WHAT YOU NEED TO DO: Reproduce all records verbatim.

[Data extracted from a collection]
>>>>>
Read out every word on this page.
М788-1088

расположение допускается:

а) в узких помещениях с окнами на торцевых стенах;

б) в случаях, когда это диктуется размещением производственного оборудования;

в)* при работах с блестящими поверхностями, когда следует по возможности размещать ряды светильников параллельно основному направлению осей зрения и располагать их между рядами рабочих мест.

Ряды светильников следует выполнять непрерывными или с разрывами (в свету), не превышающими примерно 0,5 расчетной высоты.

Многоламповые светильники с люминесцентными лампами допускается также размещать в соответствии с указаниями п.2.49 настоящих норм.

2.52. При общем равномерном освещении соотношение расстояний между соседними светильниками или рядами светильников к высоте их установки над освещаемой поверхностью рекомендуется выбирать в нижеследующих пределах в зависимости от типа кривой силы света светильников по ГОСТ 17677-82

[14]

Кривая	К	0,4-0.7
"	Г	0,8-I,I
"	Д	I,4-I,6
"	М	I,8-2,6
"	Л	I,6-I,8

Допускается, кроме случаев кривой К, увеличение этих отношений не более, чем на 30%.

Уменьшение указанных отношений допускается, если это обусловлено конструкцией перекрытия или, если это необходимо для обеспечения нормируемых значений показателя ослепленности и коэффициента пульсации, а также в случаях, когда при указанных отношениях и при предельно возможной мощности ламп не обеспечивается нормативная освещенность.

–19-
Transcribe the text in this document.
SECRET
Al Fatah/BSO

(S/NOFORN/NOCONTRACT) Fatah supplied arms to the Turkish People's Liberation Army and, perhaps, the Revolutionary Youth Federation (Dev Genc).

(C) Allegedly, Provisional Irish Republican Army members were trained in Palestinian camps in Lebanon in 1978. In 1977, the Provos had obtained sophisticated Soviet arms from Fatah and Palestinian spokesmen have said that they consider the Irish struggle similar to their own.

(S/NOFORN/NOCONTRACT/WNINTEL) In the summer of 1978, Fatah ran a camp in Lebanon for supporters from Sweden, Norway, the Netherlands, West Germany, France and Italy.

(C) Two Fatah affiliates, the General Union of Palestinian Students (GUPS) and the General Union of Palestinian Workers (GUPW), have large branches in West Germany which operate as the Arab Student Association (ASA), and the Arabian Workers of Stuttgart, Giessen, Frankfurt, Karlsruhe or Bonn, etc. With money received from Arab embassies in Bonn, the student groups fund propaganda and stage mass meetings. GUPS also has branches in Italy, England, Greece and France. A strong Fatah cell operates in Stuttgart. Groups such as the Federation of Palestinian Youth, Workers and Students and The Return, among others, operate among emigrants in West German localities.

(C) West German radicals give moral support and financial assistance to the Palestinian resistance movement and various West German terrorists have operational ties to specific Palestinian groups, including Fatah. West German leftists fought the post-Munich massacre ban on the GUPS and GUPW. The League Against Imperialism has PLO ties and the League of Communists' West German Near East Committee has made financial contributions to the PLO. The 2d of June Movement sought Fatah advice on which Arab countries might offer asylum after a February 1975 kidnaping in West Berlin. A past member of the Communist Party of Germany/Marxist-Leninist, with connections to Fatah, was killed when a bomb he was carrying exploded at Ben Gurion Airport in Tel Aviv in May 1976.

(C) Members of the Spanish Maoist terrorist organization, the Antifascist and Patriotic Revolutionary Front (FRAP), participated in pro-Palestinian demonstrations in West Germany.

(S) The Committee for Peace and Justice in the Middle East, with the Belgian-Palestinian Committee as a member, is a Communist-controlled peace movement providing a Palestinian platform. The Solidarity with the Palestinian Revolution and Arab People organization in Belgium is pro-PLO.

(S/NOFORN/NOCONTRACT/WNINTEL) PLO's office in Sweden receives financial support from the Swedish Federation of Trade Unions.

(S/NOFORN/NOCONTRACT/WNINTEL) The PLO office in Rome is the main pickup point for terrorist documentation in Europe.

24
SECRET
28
<<<<<
EXERCISE SOLUTION:
Read out every word on this page.
М788-1088

расположение допускается:

а) в узких помещениях с окнами на торцевых стенах;

б) в случаях, когда это диктуется размещением производственного оборудования;

в)* при работах с блестящими поверхностями, когда следует по возможности размещать ряды светильников параллельно основному направлению осей зрения и располагать их между рядами рабочих мест.

Ряды светильников следует выполнять непрерывными или с разрывами (в свету), не превышающими примерно 0,5 расчетной высоты.

Многоламповые светильники с люминесцентными лампами допускается также размещать в соответствии с указаниями п.2.49 настоящих норм.

2.52. При общем равномерном освещении соотношение расстояний между соседними светильниками или рядами светильников к высоте их установки над освещаемой поверхностью рекомендуется выбирать в нижеследующих пределах в зависимости от типа кривой силы света светильников по ГОСТ 17677-82

[14]

Кривая	К	0,4-0.7
"	Г	0,8-I,I
"	Д	I,4-I,6
"	М	I,8-2,6
"	Л	I,6-I,8

Допускается, кроме случаев кривой К, увеличение этих отношений не более, чем на 30%.

Уменьшение указанных отношений допускается, если это обусловлено конструкцией перекрытия или, если это необходимо для обеспечения нормируемых значений показателя ослепленности и коэффициента пульсации, а также в случаях, когда при указанных отношениях и при предельно возможной мощности ламп не обеспечивается нормативная освещенность.

–19-
Transcribe the text in this document.
SECRET
Al Fatah/BSO

(S/NOFORN/NOCONTRACT) Fatah supplied arms to the Turkish People's Liberation Army and, perhaps, the Revolutionary Youth Federation (Dev Genc).

(C) Allegedly, Provisional Irish Republican Army members were trained in Palestinian camps in Lebanon in 1978. In 1977, the Provos had obtained sophisticated Soviet arms from Fatah and Palestinian spokesmen have said that they consider the Irish struggle similar to their own.

(S/NOFORN/NOCONTRACT/WNINTEL) In the summer of 1978, Fatah ran a camp in Lebanon for supporters from Sweden, Norway, the Netherlands, West Germany, France and Italy.

(C) Two Fatah affiliates, the General Union of Palestinian Students (GUPS) and the General Union of Palestinian Workers (GUPW), have large branches in West Germany which operate as the Arab Student Association (ASA), and the Arabian Workers of Stuttgart, Giessen, Frankfurt, Karlsruhe or Bonn, etc. With money received from Arab embassies in Bonn, the student groups fund propaganda and stage mass meetings. GUPS also has branches in Italy, England, Greece and France. A strong Fatah cell operates in Stuttgart. Groups such as the Federation of Palestinian Youth, Workers and Students and The Return, among others, operate among emigrants in West German localities.

(C) West German radicals give moral support and financial assistance to the Palestinian resistance movement and various West German terrorists have operational ties to specific Palestinian groups, including Fatah. West German leftists fought the post-Munich massacre ban on the GUPS and GUPW. The League Against Imperialism has PLO ties and the League of Communists' West German Near East Committee has made financial contributions to the PLO. The 2d of June Movement sought Fatah advice on which Arab countries might offer asylum after a February 1975 kidnaping in West Berlin. A past member of the Communist Party of Germany/Marxist-Leninist, with connections to Fatah, was killed when a bomb he was carrying exploded at Ben Gurion Airport in Tel Aviv in May 1976.

(C) Members of the Spanish Maoist terrorist organization, the Antifascist and Patriotic Revolutionary Front (FRAP), participated in pro-Palestinian demonstrations in West Germany.

(S) The Committee for Peace and Justice in the Middle East, with the Belgian-Palestinian Committee as a member, is a Communist-controlled peace movement providing a Palestinian platform. The Solidarity with the Palestinian Revolution and Arab People organization in Belgium is pro-PLO.

(S/NOFORN/NOCONTRACT/WNINTEL) PLO's office in Sweden receives financial support from the Swedish Federation of Trade Unions.

(S/NOFORN/NOCONTRACT/WNINTEL) The PLO office in Rome is the main pickup point for terrorist documentation in Europe.

24
SECRET
28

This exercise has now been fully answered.